**GIVEN DATA**:

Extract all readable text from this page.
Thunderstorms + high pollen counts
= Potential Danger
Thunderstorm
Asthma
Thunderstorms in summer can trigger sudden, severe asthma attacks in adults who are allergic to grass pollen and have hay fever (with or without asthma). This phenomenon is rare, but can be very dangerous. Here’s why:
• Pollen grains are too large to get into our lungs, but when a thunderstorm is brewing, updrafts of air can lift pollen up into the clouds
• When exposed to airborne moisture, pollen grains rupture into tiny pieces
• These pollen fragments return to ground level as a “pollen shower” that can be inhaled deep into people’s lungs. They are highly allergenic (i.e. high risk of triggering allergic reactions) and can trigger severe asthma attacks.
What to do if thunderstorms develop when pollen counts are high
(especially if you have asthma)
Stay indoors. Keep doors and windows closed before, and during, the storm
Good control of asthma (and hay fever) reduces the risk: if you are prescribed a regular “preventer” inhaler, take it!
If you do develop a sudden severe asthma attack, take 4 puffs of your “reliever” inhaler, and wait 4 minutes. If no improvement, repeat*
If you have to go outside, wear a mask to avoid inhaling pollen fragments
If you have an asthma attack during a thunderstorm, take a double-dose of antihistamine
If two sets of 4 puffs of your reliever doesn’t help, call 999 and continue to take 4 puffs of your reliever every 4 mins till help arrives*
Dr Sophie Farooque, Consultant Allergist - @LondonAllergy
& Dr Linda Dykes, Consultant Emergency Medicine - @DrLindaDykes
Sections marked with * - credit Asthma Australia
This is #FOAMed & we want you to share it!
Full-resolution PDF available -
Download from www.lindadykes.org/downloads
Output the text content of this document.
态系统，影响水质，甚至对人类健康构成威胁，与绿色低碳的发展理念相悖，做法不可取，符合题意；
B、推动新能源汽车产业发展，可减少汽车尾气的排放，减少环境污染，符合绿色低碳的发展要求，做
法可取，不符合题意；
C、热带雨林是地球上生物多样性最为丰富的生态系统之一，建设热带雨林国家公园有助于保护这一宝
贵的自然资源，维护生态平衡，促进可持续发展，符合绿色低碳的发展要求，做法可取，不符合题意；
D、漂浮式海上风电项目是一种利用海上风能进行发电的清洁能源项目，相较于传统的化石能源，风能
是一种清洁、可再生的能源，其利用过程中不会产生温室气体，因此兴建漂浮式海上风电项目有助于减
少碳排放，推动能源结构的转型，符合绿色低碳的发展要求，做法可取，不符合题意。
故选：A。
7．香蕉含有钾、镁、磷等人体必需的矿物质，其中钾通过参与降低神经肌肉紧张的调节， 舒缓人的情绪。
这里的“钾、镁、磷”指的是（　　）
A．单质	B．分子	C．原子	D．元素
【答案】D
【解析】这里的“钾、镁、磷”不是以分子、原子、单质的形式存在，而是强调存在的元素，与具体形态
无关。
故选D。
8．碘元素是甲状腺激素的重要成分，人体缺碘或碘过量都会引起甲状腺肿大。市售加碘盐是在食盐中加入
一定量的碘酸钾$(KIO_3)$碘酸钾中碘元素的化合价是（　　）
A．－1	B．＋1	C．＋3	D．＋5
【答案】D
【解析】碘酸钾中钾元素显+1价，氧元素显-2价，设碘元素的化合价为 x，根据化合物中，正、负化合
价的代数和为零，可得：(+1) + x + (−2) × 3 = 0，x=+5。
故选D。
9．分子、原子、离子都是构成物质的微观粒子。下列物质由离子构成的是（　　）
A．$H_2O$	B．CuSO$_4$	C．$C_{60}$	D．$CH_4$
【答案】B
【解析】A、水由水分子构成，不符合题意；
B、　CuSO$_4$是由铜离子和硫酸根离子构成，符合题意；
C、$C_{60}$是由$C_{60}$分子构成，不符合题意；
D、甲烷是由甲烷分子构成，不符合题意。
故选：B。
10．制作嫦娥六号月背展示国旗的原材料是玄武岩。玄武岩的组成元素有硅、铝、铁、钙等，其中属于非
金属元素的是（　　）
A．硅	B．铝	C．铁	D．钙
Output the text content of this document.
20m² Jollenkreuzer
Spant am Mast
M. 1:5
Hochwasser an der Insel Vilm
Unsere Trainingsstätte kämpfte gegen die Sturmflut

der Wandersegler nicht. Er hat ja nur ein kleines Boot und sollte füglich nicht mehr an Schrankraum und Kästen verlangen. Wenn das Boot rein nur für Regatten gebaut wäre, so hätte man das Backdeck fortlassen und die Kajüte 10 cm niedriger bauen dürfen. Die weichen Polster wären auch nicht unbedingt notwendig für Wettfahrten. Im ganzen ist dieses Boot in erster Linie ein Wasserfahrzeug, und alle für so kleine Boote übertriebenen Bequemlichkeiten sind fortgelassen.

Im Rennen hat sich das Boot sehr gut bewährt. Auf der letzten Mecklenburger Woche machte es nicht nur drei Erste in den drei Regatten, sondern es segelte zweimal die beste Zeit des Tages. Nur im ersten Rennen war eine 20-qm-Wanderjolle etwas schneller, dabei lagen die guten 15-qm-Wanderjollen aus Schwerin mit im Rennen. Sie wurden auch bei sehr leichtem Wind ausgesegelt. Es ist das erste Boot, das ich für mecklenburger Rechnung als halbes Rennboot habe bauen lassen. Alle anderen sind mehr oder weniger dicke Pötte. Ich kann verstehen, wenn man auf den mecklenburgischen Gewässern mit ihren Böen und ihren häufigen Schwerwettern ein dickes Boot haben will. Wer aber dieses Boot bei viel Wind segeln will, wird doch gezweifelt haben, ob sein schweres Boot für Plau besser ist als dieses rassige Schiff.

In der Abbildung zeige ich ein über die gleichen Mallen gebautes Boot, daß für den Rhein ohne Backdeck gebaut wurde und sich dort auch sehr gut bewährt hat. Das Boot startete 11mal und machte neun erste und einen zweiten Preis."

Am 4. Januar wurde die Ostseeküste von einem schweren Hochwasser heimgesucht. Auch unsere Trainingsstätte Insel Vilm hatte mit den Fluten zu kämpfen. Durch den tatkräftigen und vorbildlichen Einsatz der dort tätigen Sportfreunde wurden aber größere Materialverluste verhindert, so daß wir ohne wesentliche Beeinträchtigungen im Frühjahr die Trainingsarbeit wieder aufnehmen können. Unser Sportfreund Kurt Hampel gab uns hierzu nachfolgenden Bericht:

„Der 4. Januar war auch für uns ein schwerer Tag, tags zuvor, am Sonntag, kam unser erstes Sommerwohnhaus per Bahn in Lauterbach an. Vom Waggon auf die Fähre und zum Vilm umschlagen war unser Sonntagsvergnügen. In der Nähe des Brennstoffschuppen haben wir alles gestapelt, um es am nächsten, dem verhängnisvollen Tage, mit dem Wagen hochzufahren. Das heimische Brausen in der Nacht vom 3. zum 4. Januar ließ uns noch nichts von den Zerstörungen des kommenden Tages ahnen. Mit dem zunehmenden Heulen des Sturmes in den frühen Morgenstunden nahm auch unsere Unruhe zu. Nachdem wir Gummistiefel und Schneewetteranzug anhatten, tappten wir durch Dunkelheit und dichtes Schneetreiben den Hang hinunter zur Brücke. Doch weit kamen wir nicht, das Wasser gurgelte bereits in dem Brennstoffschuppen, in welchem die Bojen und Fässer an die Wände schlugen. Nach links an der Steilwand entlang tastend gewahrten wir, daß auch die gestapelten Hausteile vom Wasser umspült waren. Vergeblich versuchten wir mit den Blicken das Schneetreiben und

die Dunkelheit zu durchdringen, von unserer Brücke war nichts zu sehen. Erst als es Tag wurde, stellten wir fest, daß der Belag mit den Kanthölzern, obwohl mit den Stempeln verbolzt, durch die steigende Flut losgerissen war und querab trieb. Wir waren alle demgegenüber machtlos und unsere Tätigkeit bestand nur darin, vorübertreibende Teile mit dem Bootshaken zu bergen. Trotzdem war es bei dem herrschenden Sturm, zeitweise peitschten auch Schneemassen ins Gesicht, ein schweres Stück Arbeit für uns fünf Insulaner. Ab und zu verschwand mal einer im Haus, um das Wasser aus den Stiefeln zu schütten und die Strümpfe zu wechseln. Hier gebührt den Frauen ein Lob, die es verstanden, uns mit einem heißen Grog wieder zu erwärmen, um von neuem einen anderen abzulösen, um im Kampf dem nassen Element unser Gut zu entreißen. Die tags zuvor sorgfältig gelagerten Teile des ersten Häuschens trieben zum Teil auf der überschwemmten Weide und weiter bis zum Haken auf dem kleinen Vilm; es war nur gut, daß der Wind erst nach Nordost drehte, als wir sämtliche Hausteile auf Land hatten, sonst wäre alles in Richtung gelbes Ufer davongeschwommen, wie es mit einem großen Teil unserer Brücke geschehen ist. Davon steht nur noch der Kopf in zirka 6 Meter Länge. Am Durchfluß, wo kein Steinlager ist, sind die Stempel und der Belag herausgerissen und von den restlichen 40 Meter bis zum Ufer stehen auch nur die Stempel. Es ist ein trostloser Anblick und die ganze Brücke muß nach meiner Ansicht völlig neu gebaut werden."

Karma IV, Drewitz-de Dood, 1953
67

**GIVEN PROBLEM**:
Using the listing above, list every line in which the string "from" occurs.

**RESULT OF THIS EXERCISE**:
Extract all readable text from this page.
Download from www.lindadykes.org/downloads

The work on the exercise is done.